Entrevista:O Estado inteligente

sexta-feira, fevereiro 09, 2007

Merval Pereira - Futuro promissor




O Globo
9/2/2007

A questão política que envolve o fornecimento de energia foi um dos destaques, tanto ontem aqui no Observatório de novas energias, seminário promovido pela Fundação Luso-Brasileira, quanto 15 dias atrás, no Fórum de Davos, na discussão sobre o futuro dos biocumbustíveis. As alternativas energéticas ao petróleo ganham cada vez mais espaço, não apenas pelas questões políticas ligadas à preservação do meio ambiente, mas também devido à politização das fontes de energia.

Seja pelos governos populistas da América do Sul, como a Venezuela, a Bolívia e o Equador, que estão a estatizar o petróleo e o gás, seja pelo crescente nacionalismo, que se registra nesses países e também na Rússia, citada ontem pela chefe da representação da Comissão Européia em Portugal, Margarida Marques, como uma das razões para que os países europeus se empenhem na pesquisa de combustíveis alternativos.
■ ■ ■
TAREFAS A CUMPRIR>
(1) Como fica o trecho do texto sobre política energética de "A questão política" até "fontes de energia." se você trocar "seminário" por "encontro"? Escreva-o com essa troca.
(2) Você pode retomar o texto sobre política energética e dar continuidade a ele a partir da última frase?

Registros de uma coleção
■ ■ ■
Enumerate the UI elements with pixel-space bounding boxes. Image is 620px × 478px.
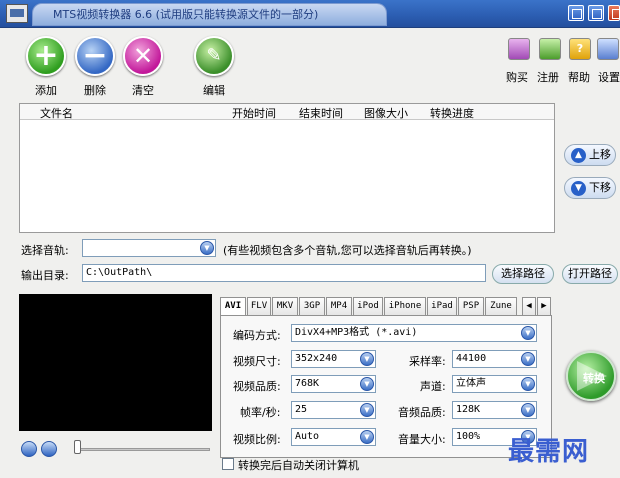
register-label[interactable]: 注册	[537, 69, 559, 85]
up-arrow-icon: ▲	[571, 148, 586, 163]
audio-track-select[interactable]	[82, 239, 216, 257]
title-bar: MTS视频转换器 6.6 (试用版只能转换源文件的一部分)	[0, 0, 620, 28]
tab-scroll-left[interactable]: ◀	[522, 297, 536, 315]
tab-mp4[interactable]: MP4	[326, 297, 352, 315]
file-list[interactable]: 文件名 开始时间 结束时间 图像大小 转换进度	[19, 103, 555, 233]
col-progress[interactable]: 转换进度	[430, 105, 474, 121]
move-down-label: 下移	[589, 181, 611, 194]
quality-dropdown-icon[interactable]: ▼	[360, 377, 374, 391]
encoder-select[interactable]: DivX4+MP3格式 (*.avi)	[291, 324, 537, 342]
add-label: 添加	[35, 84, 57, 97]
audio-track-label: 选择音轨:	[21, 244, 69, 257]
window-title: MTS视频转换器 6.6 (试用版只能转换源文件的一部分)	[32, 3, 387, 26]
tab-3gp[interactable]: 3GP	[299, 297, 325, 315]
tab-ipad[interactable]: iPad	[427, 297, 457, 315]
col-start-time[interactable]: 开始时间	[232, 105, 276, 121]
file-list-header: 文件名 开始时间 结束时间 图像大小 转换进度	[20, 104, 554, 120]
encoder-dropdown-icon[interactable]: ▼	[521, 326, 535, 340]
audio-quality-label: 音频品质:	[398, 406, 446, 419]
play-icon[interactable]	[21, 441, 37, 457]
channel-dropdown-icon[interactable]: ▼	[521, 377, 535, 391]
seek-bar[interactable]	[76, 448, 210, 451]
col-filename[interactable]: 文件名	[40, 105, 73, 121]
tab-ipod[interactable]: iPod	[353, 297, 383, 315]
minus-icon: −	[75, 36, 115, 76]
tab-zune[interactable]: Zune	[485, 297, 517, 315]
output-dir-label: 输出目录:	[21, 269, 69, 282]
plus-icon: +	[26, 36, 66, 76]
samplerate-label: 采样率:	[409, 355, 446, 368]
audio-quality-dropdown-icon[interactable]: ▼	[521, 403, 535, 417]
convert-label: 转换	[583, 372, 605, 385]
tab-iphone[interactable]: iPhone	[384, 297, 426, 315]
col-image-size[interactable]: 图像大小	[364, 105, 408, 121]
buy-icon[interactable]	[508, 38, 530, 60]
stop-icon[interactable]	[41, 441, 57, 457]
convert-button[interactable]: 转换	[566, 351, 616, 401]
volume-label: 音量大小:	[398, 433, 446, 446]
encoder-label: 编码方式:	[233, 329, 281, 342]
shutdown-label[interactable]: 转换完后自动关闭计算机	[238, 457, 359, 473]
delete-button[interactable]: −	[75, 36, 115, 76]
choose-path-button[interactable]: 选择路径	[492, 264, 554, 284]
minimize-button[interactable]	[568, 5, 584, 21]
edit-label: 编辑	[203, 84, 225, 97]
quality-label: 视频品质:	[233, 380, 281, 393]
tab-flv[interactable]: FLV	[247, 297, 271, 315]
tab-scroll-right[interactable]: ▶	[537, 297, 551, 315]
move-up-button[interactable]: ▲ 上移	[564, 144, 616, 166]
settings-icon[interactable]	[597, 38, 619, 60]
tab-avi[interactable]: AVI	[220, 297, 246, 316]
settings-label[interactable]: 设置	[598, 69, 620, 85]
move-up-label: 上移	[589, 148, 611, 161]
clear-button[interactable]: ✕	[123, 36, 163, 76]
shutdown-checkbox[interactable]	[222, 458, 234, 470]
seek-thumb[interactable]	[74, 440, 81, 454]
channel-label: 声道:	[420, 380, 446, 393]
audio-dropdown-icon[interactable]: ▼	[200, 241, 214, 255]
size-dropdown-icon[interactable]: ▼	[360, 352, 374, 366]
close-button[interactable]	[608, 5, 620, 21]
buy-label[interactable]: 购买	[506, 69, 528, 85]
maximize-button[interactable]	[588, 5, 604, 21]
col-end-time[interactable]: 结束时间	[299, 105, 343, 121]
tab-mkv[interactable]: MKV	[272, 297, 298, 315]
watermark-text: 最需网	[508, 437, 590, 467]
x-icon: ✕	[123, 36, 163, 76]
fps-label: 帧率/秒:	[240, 406, 281, 419]
samplerate-dropdown-icon[interactable]: ▼	[521, 352, 535, 366]
app-icon[interactable]	[6, 4, 28, 23]
delete-label: 删除	[84, 84, 106, 97]
register-icon[interactable]	[539, 38, 561, 60]
ratio-dropdown-icon[interactable]: ▼	[360, 430, 374, 444]
audio-hint: (有些视频包含多个音轨,您可以选择音轨后再转换。)	[223, 244, 472, 257]
help-label[interactable]: 帮助	[568, 69, 590, 85]
tab-psp[interactable]: PSP	[458, 297, 484, 315]
add-button[interactable]: +	[26, 36, 66, 76]
down-arrow-icon: ▼	[571, 181, 586, 196]
help-icon[interactable]: ?	[569, 38, 591, 60]
open-path-button[interactable]: 打开路径	[562, 264, 618, 284]
size-label: 视频尺寸:	[233, 355, 281, 368]
edit-button[interactable]: ✎	[194, 36, 234, 76]
edit-icon: ✎	[194, 36, 234, 76]
output-path-input[interactable]: C:\OutPath\	[82, 264, 486, 282]
move-down-button[interactable]: ▼ 下移	[564, 177, 616, 199]
clear-label: 清空	[132, 84, 154, 97]
video-preview	[19, 294, 212, 431]
fps-dropdown-icon[interactable]: ▼	[360, 403, 374, 417]
ratio-label: 视频比例:	[233, 433, 281, 446]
■ ■ ■
RESPOSTAS>
(1)
A questão política que envolve o fornecimento de energia foi um dos destaques, tanto ontem aqui no Observatório de novas energias, encontro promovido pela Fundação Luso-Brasileira, quanto 15 dias atrás, no Fórum de Davos, na discussão sobre o futuro dos biocumbustíveis. As alternativas energéticas ao petróleo ganham cada vez mais espaço, não apenas pelas questões políticas ligadas à preservação do meio ambiente, mas também devido à politização das fontes de energia.

(2)
Ela, aliás, provocou alguns murmuros de protesto quando alistou a preservação das florestas tropicais, numa clara referência à Amazônia, entre as preocupações que a União Européia tem na busca de combustíveis limpos. O atentado ao gasoduto no Cáucaso em 2005, e as anteriores interrupções de suprimento por questões políticas com a Ucrânia ou para abastecimento interno russo, devido aos rigores do inverno, mostram o poder que a Rússia tem. Não apenas no jogo político regional com os países do Leste Europeu, antigos integrantes da União Soviética, mas também com repercussões na Europa Ocidental, que depende da distribuição do gás russo.

Esses "acidentes de percurso" fizeram com que vários países europeus começassem a repensar seus programas de energia alternativa, para não ficarem reféns de tipos de energia que dependem dos países que possuem as reservas naturais. Os investimentos em biodiesel mais que dobraram nos últimos três anos e já representam 10% de todos os investimentos no mundo em energia. No ano passado, cresceu mais 30%.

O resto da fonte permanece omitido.